-- BEGIN --

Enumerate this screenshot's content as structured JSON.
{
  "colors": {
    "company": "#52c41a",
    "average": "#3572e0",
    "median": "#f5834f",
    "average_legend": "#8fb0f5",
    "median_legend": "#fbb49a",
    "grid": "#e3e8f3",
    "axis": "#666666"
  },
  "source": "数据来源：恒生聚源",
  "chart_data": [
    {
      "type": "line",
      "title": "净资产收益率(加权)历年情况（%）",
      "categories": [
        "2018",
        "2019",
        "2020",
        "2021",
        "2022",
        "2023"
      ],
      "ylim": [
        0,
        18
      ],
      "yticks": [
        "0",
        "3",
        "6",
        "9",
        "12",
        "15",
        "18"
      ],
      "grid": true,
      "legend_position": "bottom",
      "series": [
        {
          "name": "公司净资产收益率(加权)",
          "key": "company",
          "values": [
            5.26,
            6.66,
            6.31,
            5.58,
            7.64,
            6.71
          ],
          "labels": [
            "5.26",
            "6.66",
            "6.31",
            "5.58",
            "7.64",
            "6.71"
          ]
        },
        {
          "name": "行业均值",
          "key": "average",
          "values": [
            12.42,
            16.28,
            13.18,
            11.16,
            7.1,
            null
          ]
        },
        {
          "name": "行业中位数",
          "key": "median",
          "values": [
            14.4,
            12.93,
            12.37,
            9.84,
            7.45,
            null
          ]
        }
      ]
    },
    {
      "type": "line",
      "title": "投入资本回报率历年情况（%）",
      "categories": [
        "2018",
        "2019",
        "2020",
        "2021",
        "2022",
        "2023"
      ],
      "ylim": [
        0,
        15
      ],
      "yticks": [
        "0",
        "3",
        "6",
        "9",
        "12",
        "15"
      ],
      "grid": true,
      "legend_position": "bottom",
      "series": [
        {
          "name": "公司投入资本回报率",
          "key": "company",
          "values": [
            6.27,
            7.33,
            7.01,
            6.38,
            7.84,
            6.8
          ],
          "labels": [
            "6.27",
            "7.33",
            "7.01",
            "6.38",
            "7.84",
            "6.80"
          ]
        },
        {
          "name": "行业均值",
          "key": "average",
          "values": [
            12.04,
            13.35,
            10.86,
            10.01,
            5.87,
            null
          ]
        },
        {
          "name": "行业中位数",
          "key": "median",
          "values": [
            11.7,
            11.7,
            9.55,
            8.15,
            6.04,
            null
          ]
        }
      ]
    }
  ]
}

-- END --

▸ Written exercise
Each line of the material should be duplicated exactly, please.

▸ Full solution
Enumerate this screenshot's content as structured JSON.
{
  "colors": {
    "company": "#52c41a",
    "average": "#3572e0",
    "median": "#f5834f",
    "average_legend": "#8fb0f5",
    "median_legend": "#fbb49a",
    "grid": "#e3e8f3",
    "axis": "#666666"
  },
  "source": "数据来源：恒生聚源",
  "chart_data": [
    {
      "type": "line",
      "title": "净资产收益率(加权)历年情况（%）",
      "categories": [
        "2018",
        "2019",
        "2020",
        "2021",
        "2022",
        "2023"
      ],
      "ylim": [
        0,
        18
      ],
      "yticks": [
        "0",
        "3",
        "6",
        "9",
        "12",
        "15",
        "18"
      ],
      "grid": true,
      "legend_position": "bottom",
      "series": [
        {
          "name": "公司净资产收益率(加权)",
          "key": "company",
          "values": [
            5.26,
            6.66,
            6.31,
            5.58,
            7.64,
            6.71
          ],
          "labels": [
            "5.26",
            "6.66",
            "6.31",
            "5.58",
            "7.64",
            "6.71"
          ]
        },
        {
          "name": "行业均值",
          "key": "average",
          "values": [
            12.42,
            16.28,
            13.18,
            11.16,
            7.1,
            null
          ]
        },
        {
          "name": "行业中位数",
          "key": "median",
          "values": [
            14.4,
            12.93,
            12.37,
            9.84,
            7.45,
            null
          ]
        }
      ]
    },
    {
      "type": "line",
      "title": "投入资本回报率历年情况（%）",
      "categories": [
        "2018",
        "2019",
        "2020",
        "2021",
        "2022",
        "2023"
      ],
      "ylim": [
        0,
        15
      ],
      "yticks": [
        "0",
        "3",
        "6",
        "9",
        "12",
        "15"
      ],
      "grid": true,
      "legend_position": "bottom",
      "series": [
        {
          "name": "公司投入资本回报率",
          "key": "company",
          "values": [
            6.27,
            7.33,
            7.01,
            6.38,
            7.84,
            6.8
          ],
          "labels": [
            "6.27",
            "7.33",
            "7.01",
            "6.38",
            "7.84",
            "6.80"
          ]
        },
        {
          "name": "行业均值",
          "key": "average",
          "values": [
            12.04,
            13.35,
            10.86,
            10.01,
            5.87,
            null
          ]
        },
        {
          "name": "行业中位数",
          "key": "median",
          "values": [
            11.7,
            11.7,
            9.55,
            8.15,
            6.04,
            null
          ]
        }
      ]
    }
  ]
}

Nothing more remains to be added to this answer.